Collected data entries:

============================================================

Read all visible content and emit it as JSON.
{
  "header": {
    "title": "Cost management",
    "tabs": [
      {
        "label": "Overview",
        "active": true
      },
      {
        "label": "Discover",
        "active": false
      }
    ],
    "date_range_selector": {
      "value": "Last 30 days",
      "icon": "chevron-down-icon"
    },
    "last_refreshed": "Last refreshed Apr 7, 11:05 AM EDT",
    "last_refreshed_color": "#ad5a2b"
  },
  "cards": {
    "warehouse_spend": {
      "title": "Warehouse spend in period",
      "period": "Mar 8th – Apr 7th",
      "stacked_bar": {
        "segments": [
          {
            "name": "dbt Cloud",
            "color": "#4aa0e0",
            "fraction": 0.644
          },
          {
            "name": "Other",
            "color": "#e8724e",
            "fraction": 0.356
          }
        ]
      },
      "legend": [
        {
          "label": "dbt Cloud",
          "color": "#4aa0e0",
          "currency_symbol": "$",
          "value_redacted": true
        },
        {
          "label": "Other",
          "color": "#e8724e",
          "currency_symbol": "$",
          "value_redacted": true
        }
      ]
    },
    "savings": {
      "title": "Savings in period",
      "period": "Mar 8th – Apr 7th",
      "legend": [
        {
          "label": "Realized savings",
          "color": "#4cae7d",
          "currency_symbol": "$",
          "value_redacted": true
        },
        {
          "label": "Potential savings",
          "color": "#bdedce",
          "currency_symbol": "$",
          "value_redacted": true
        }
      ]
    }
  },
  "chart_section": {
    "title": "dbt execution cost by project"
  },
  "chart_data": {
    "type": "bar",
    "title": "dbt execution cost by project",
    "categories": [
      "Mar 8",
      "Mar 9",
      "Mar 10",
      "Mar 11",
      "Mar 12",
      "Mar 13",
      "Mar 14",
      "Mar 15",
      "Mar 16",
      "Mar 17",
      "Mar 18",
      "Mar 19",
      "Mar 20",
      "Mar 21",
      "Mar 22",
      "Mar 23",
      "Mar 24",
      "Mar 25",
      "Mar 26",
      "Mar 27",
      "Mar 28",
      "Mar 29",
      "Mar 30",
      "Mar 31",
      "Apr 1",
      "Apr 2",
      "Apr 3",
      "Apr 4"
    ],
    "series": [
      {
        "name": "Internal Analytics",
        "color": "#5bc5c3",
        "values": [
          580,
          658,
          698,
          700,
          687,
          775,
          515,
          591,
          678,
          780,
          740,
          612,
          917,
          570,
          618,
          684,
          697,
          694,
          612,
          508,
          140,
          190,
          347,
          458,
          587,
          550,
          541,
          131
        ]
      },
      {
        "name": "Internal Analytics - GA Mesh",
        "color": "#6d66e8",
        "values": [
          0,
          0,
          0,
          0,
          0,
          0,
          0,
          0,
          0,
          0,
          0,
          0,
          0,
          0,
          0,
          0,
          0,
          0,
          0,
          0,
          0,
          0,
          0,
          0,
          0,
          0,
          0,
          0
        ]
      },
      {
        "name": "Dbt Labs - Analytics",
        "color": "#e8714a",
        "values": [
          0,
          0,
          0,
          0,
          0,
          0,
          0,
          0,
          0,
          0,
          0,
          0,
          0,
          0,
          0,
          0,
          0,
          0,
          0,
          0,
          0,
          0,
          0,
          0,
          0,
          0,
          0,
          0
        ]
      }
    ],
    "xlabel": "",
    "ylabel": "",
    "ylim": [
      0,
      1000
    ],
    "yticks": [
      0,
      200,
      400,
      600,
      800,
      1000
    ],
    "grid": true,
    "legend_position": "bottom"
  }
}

============================================================

Task details:
Repeat the listing above without any change.

The response:
Read all visible content and emit it as JSON.
{
  "header": {
    "title": "Cost management",
    "tabs": [
      {
        "label": "Overview",
        "active": true
      },
      {
        "label": "Discover",
        "active": false
      }
    ],
    "date_range_selector": {
      "value": "Last 30 days",
      "icon": "chevron-down-icon"
    },
    "last_refreshed": "Last refreshed Apr 7, 11:05 AM EDT",
    "last_refreshed_color": "#ad5a2b"
  },
  "cards": {
    "warehouse_spend": {
      "title": "Warehouse spend in period",
      "period": "Mar 8th – Apr 7th",
      "stacked_bar": {
        "segments": [
          {
            "name": "dbt Cloud",
            "color": "#4aa0e0",
            "fraction": 0.644
          },
          {
            "name": "Other",
            "color": "#e8724e",
            "fraction": 0.356
          }
        ]
      },
      "legend": [
        {
          "label": "dbt Cloud",
          "color": "#4aa0e0",
          "currency_symbol": "$",
          "value_redacted": true
        },
        {
          "label": "Other",
          "color": "#e8724e",
          "currency_symbol": "$",
          "value_redacted": true
        }
      ]
    },
    "savings": {
      "title": "Savings in period",
      "period": "Mar 8th – Apr 7th",
      "legend": [
        {
          "label": "Realized savings",
          "color": "#4cae7d",
          "currency_symbol": "$",
          "value_redacted": true
        },
        {
          "label": "Potential savings",
          "color": "#bdedce",
          "currency_symbol": "$",
          "value_redacted": true
        }
      ]
    }
  },
  "chart_section": {
    "title": "dbt execution cost by project"
  },
  "chart_data": {
    "type": "bar",
    "title": "dbt execution cost by project",
    "categories": [
      "Mar 8",
      "Mar 9",
      "Mar 10",
      "Mar 11",
      "Mar 12",
      "Mar 13",
      "Mar 14",
      "Mar 15",
      "Mar 16",
      "Mar 17",
      "Mar 18",
      "Mar 19",
      "Mar 20",
      "Mar 21",
      "Mar 22",
      "Mar 23",
      "Mar 24",
      "Mar 25",
      "Mar 26",
      "Mar 27",
      "Mar 28",
      "Mar 29",
      "Mar 30",
      "Mar 31",
      "Apr 1",
      "Apr 2",
      "Apr 3",
      "Apr 4"
    ],
    "series": [
      {
        "name": "Internal Analytics",
        "color": "#5bc5c3",
        "values": [
          580,
          658,
          698,
          700,
          687,
          775,
          515,
          591,
          678,
          780,
          740,
          612,
          917,
          570,
          618,
          684,
          697,
          694,
          612,
          508,
          140,
          190,
          347,
          458,
          587,
          550,
          541,
          131
        ]
      },
      {
        "name": "Internal Analytics - GA Mesh",
        "color": "#6d66e8",
        "values": [
          0,
          0,
          0,
          0,
          0,
          0,
          0,
          0,
          0,
          0,
          0,
          0,
          0,
          0,
          0,
          0,
          0,
          0,
          0,
          0,
          0,
          0,
          0,
          0,
          0,
          0,
          0,
          0
        ]
      },
      {
        "name": "Dbt Labs - Analytics",
        "color": "#e8714a",
        "values": [
          0,
          0,
          0,
          0,
          0,
          0,
          0,
          0,
          0,
          0,
          0,
          0,
          0,
          0,
          0,
          0,
          0,
          0,
          0,
          0,
          0,
          0,
          0,
          0,
          0,
          0,
          0,
          0
        ]
      }
    ],
    "xlabel": "",
    "ylabel": "",
    "ylim": [
      0,
      1000
    ],
    "yticks": [
      0,
      200,
      400,
      600,
      800,
      1000
    ],
    "grid": true,
    "legend_position": "bottom"
  }
}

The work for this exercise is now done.